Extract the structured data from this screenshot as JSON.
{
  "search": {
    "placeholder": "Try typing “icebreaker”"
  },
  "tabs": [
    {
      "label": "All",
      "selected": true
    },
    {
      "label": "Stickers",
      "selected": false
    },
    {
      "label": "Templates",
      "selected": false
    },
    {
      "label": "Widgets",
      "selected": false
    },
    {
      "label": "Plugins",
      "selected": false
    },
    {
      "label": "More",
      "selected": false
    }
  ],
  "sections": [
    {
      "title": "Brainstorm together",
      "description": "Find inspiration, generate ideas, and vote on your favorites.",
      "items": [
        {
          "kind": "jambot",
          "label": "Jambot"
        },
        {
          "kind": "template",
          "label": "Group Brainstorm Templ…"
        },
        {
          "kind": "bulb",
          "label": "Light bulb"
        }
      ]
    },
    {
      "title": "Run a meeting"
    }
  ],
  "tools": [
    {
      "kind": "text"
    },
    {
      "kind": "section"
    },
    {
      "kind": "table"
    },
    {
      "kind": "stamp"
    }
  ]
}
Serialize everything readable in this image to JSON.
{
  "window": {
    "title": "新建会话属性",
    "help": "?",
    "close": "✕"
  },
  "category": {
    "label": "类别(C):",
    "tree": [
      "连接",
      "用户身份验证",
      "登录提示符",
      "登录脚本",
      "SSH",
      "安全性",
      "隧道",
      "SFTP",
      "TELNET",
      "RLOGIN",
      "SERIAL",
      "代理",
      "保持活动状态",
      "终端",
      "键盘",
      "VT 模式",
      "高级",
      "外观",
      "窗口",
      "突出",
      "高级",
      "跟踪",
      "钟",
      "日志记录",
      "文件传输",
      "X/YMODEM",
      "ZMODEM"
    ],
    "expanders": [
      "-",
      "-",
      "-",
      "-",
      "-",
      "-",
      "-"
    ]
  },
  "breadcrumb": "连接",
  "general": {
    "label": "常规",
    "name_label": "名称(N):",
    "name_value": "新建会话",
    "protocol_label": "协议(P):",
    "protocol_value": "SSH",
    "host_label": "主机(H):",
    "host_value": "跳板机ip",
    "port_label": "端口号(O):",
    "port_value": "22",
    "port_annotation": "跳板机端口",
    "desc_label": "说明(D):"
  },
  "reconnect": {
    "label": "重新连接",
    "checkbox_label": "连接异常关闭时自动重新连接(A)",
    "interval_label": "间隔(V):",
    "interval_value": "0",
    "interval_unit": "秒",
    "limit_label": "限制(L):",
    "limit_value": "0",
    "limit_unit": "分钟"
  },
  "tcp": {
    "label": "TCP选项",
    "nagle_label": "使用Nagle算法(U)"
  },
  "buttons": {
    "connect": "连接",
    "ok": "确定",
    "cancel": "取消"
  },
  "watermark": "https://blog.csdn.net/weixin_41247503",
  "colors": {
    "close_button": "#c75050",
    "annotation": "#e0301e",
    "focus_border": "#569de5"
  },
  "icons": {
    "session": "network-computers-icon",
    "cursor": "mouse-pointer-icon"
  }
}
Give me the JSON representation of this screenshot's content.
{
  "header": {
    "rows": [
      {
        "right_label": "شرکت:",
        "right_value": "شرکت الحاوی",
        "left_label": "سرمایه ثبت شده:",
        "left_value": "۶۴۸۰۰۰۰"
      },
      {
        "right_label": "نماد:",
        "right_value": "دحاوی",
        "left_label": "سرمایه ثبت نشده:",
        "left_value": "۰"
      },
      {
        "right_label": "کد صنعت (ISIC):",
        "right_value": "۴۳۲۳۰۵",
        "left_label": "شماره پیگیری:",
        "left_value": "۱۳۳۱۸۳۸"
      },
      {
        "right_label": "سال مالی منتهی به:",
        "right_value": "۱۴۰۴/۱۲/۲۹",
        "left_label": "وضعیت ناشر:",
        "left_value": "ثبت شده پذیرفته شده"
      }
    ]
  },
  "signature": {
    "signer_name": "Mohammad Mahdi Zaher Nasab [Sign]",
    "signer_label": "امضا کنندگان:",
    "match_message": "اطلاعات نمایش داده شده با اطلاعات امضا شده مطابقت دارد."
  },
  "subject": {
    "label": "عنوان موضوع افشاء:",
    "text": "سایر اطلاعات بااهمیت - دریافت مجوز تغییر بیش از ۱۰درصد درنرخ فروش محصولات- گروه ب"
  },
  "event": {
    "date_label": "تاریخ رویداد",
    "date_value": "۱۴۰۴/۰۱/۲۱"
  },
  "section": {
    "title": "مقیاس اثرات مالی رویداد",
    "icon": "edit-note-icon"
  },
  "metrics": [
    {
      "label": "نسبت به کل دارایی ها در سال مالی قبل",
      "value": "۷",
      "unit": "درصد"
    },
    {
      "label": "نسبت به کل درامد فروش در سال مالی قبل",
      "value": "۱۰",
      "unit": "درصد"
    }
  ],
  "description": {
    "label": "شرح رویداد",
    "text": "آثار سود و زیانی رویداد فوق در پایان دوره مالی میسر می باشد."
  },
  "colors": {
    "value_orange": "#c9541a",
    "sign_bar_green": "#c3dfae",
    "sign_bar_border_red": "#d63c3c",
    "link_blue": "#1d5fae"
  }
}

- - - - -

Which lines hold the string "شرکت"? List them all.

§ The answer
        "right_label": "شرکت:",
        "right_value": "شرکت الحاوی",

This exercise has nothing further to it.